# [DIRECTION]
Read the lines below and count those that have the word "JSON". Respond with the number only.

# [INPUT MATERIAL]
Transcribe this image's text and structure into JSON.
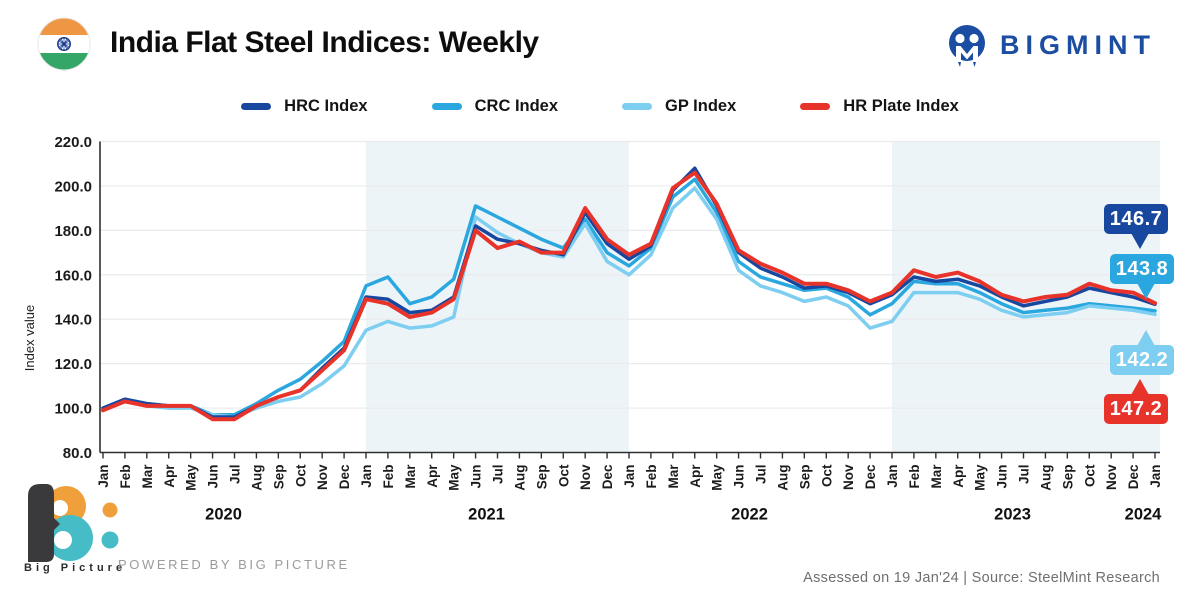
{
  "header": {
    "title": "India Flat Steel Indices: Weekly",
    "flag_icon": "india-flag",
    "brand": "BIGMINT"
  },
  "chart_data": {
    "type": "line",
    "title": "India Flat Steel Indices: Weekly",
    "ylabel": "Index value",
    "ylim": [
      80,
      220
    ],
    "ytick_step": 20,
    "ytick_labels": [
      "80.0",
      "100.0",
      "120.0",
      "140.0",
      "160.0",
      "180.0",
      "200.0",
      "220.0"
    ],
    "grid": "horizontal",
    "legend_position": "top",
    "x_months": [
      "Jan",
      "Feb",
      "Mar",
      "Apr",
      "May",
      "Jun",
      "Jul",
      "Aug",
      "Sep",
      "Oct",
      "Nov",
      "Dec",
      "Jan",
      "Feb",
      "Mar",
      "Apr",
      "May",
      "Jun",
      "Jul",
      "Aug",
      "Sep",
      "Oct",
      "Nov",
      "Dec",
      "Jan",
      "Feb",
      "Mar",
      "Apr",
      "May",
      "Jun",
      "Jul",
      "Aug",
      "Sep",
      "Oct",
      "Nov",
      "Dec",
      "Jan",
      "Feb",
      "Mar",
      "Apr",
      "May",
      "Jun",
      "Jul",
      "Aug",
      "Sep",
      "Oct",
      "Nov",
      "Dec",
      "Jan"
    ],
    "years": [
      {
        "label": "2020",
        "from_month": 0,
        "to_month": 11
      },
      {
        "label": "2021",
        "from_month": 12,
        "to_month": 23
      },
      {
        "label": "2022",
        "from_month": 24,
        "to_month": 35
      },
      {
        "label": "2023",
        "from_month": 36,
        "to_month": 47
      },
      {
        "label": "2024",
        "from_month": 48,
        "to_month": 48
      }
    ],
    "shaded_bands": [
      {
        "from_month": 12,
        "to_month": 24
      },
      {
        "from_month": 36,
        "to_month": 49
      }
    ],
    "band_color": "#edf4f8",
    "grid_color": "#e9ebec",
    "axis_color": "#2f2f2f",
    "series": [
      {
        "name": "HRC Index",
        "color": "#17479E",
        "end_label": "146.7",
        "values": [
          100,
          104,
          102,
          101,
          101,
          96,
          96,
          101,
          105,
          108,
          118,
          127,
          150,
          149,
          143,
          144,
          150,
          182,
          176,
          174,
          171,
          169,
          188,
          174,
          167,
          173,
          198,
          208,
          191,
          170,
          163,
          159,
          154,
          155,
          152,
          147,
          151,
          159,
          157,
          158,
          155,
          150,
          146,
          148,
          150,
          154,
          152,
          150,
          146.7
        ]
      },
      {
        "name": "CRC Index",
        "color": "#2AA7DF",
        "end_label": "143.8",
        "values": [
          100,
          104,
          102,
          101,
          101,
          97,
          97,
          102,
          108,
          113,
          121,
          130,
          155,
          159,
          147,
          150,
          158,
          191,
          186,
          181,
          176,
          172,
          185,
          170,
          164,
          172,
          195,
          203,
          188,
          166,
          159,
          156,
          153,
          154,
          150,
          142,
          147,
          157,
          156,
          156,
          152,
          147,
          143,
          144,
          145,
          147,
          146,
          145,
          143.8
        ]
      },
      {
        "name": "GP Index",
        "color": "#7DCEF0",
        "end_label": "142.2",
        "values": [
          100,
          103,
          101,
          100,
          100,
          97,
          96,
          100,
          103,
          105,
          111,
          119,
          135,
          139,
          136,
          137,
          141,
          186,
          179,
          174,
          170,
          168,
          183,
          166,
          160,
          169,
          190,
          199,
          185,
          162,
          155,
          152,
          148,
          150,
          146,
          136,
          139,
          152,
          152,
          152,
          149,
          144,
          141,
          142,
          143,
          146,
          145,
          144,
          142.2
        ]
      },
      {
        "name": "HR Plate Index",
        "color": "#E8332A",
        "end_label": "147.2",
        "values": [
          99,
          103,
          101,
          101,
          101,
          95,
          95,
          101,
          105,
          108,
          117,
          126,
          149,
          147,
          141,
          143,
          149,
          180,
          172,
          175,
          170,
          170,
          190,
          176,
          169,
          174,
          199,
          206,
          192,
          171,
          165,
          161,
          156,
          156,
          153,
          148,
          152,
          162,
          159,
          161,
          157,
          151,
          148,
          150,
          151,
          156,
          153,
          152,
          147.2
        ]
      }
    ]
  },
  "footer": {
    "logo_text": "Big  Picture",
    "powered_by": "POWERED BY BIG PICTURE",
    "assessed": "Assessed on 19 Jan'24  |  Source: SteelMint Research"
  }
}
==
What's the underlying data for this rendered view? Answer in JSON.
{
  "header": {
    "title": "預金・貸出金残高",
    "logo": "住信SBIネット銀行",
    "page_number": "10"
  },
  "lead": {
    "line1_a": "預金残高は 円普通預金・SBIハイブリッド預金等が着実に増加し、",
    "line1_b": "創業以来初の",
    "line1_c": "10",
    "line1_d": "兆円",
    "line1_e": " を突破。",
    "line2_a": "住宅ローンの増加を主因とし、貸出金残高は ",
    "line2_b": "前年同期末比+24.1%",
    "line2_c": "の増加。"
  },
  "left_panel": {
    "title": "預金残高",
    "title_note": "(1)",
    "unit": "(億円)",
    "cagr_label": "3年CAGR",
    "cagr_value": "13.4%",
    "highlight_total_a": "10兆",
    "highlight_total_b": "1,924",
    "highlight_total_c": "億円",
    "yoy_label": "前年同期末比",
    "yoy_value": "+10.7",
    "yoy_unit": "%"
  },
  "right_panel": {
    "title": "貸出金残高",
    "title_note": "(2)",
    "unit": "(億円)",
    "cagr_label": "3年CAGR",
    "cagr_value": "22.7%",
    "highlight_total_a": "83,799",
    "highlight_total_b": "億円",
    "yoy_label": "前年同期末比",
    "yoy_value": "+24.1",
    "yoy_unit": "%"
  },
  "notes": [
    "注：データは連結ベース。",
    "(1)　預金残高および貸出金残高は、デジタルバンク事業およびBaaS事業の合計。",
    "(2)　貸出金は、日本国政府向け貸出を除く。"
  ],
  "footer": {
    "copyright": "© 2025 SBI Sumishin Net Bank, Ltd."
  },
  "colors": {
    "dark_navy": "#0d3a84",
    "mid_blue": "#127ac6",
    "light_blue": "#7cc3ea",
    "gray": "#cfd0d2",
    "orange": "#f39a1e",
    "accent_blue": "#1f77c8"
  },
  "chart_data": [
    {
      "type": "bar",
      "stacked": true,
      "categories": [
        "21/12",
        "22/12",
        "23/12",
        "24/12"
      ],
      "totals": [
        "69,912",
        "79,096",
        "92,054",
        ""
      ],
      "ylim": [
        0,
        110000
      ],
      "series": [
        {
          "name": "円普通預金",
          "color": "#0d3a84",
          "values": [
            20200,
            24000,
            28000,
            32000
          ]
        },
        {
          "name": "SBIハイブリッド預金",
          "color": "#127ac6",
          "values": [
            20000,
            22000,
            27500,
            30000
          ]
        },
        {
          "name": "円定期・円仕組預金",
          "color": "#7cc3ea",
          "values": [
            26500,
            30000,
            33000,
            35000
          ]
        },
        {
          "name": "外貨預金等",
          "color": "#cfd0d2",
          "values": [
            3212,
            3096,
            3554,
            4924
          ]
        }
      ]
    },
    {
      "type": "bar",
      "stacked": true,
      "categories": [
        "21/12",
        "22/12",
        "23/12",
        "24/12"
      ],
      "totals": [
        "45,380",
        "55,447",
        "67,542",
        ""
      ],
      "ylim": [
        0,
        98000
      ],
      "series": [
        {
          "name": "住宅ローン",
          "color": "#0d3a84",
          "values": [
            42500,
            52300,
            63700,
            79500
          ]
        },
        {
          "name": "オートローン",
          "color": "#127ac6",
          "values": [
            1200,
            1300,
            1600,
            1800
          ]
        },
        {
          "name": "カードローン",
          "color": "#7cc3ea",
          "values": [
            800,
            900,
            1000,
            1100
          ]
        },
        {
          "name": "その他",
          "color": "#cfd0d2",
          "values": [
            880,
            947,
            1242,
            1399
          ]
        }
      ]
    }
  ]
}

# [FINAL ANSWER]
2